Exercise brief
Copy out each line of the material below that holds the string "image".

— start Records to use —

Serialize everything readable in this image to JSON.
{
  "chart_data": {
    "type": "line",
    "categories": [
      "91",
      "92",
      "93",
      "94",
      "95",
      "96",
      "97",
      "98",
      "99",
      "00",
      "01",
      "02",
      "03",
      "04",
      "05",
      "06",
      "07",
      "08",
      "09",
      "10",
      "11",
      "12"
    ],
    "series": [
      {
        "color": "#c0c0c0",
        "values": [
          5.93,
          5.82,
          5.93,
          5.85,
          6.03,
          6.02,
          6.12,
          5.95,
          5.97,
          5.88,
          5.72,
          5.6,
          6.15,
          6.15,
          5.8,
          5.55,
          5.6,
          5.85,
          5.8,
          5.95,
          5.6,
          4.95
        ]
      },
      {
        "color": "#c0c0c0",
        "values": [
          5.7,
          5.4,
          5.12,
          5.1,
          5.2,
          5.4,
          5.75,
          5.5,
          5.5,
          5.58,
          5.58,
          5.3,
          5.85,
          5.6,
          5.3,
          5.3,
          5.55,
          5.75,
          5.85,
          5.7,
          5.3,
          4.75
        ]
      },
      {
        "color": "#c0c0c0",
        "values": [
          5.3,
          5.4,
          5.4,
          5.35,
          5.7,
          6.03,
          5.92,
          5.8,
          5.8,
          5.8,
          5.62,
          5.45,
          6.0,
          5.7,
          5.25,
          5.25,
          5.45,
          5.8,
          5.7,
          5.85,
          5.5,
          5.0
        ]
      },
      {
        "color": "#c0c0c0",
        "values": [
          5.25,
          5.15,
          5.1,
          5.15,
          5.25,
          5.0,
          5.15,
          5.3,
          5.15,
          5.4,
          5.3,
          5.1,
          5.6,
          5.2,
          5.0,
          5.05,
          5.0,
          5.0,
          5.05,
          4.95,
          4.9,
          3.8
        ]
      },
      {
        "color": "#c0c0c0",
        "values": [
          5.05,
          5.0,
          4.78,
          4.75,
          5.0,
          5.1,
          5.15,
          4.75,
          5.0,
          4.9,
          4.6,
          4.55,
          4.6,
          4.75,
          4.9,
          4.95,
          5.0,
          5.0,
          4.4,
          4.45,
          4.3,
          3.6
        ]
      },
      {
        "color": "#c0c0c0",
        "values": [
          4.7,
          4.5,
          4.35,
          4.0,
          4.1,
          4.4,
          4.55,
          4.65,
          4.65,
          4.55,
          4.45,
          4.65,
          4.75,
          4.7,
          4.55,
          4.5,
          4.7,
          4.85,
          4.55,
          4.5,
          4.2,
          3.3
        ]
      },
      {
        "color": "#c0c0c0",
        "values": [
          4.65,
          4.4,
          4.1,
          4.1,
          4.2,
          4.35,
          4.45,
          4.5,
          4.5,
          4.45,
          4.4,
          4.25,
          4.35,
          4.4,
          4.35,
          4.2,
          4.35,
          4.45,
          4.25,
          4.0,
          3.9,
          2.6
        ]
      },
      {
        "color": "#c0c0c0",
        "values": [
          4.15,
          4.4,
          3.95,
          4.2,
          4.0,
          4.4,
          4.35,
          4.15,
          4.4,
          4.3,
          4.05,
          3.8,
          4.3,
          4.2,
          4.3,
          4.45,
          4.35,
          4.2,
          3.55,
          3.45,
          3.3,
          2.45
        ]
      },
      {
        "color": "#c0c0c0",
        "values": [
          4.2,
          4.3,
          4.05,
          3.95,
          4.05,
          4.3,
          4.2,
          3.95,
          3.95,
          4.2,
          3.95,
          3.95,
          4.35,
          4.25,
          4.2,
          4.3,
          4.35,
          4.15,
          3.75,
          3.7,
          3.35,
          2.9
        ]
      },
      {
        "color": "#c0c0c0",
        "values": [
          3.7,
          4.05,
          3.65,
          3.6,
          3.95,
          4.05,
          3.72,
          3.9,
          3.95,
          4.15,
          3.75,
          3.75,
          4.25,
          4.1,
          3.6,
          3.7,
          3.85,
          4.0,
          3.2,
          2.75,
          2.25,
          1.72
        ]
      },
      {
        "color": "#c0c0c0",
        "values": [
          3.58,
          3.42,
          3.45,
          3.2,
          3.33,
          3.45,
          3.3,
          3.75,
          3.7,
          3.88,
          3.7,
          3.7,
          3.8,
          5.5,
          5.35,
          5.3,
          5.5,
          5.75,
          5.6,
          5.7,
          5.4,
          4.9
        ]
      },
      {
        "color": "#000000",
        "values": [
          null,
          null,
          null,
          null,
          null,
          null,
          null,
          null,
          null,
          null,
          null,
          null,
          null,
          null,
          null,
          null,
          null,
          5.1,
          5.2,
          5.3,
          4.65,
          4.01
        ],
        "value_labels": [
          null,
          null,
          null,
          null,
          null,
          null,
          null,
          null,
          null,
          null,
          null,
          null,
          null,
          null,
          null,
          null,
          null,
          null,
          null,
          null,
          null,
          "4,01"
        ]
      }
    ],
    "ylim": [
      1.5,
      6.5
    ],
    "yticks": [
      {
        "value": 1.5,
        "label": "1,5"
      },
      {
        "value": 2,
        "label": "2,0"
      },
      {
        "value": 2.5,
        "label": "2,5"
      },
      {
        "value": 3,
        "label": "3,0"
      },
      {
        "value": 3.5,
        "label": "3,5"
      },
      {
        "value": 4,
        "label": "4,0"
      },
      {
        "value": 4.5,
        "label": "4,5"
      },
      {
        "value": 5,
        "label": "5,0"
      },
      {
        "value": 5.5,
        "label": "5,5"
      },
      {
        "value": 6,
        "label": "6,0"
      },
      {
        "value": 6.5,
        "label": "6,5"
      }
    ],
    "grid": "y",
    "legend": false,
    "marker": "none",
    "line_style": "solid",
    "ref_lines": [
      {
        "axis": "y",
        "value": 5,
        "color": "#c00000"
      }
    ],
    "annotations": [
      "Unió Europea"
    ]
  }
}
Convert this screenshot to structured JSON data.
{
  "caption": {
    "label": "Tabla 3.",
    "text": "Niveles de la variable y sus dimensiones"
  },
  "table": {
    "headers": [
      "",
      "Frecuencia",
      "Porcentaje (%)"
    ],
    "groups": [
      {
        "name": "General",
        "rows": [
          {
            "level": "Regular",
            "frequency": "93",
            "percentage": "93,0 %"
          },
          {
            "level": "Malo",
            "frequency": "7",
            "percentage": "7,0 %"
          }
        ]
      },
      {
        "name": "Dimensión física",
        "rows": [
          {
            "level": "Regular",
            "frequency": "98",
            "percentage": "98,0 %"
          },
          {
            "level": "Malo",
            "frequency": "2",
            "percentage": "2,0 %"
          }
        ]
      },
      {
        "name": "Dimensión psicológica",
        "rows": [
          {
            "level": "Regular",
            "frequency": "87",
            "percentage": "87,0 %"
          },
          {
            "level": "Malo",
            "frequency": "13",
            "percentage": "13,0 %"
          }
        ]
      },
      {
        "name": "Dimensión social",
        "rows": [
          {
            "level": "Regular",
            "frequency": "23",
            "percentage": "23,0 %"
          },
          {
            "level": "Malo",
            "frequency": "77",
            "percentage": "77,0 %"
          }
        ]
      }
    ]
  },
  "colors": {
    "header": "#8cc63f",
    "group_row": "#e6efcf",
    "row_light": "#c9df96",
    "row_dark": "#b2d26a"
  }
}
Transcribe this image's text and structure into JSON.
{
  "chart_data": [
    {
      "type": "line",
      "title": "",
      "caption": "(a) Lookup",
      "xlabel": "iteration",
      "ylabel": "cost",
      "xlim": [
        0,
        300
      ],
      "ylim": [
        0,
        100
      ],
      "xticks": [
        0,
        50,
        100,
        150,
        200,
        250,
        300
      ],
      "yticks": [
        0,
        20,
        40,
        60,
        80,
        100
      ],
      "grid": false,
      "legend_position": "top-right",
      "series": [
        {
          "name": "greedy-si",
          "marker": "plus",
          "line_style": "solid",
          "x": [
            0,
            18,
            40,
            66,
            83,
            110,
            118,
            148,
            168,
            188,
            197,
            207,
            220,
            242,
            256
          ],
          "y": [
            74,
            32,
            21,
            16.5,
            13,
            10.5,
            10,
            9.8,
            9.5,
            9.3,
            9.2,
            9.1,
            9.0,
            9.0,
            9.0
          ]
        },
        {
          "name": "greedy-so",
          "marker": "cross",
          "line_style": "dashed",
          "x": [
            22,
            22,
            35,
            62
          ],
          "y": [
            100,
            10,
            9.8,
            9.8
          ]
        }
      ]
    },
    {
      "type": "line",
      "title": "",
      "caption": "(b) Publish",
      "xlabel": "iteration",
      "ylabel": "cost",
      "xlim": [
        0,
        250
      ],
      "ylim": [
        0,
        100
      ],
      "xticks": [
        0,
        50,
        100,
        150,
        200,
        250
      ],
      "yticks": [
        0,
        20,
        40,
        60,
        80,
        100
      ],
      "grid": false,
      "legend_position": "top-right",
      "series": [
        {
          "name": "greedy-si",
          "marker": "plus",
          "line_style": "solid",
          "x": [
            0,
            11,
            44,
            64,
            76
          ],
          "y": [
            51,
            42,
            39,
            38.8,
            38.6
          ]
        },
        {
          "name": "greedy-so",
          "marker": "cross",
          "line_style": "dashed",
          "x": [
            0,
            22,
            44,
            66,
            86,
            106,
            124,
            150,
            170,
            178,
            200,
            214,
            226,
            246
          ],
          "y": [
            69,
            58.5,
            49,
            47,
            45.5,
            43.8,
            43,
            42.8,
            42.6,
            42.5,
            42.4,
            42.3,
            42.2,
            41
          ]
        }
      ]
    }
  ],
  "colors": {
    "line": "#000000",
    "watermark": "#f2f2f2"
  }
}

— end Records to use —

Answer for the task
Serialize everything readable in this image to JSON.
Transcribe this image's text and structure into JSON.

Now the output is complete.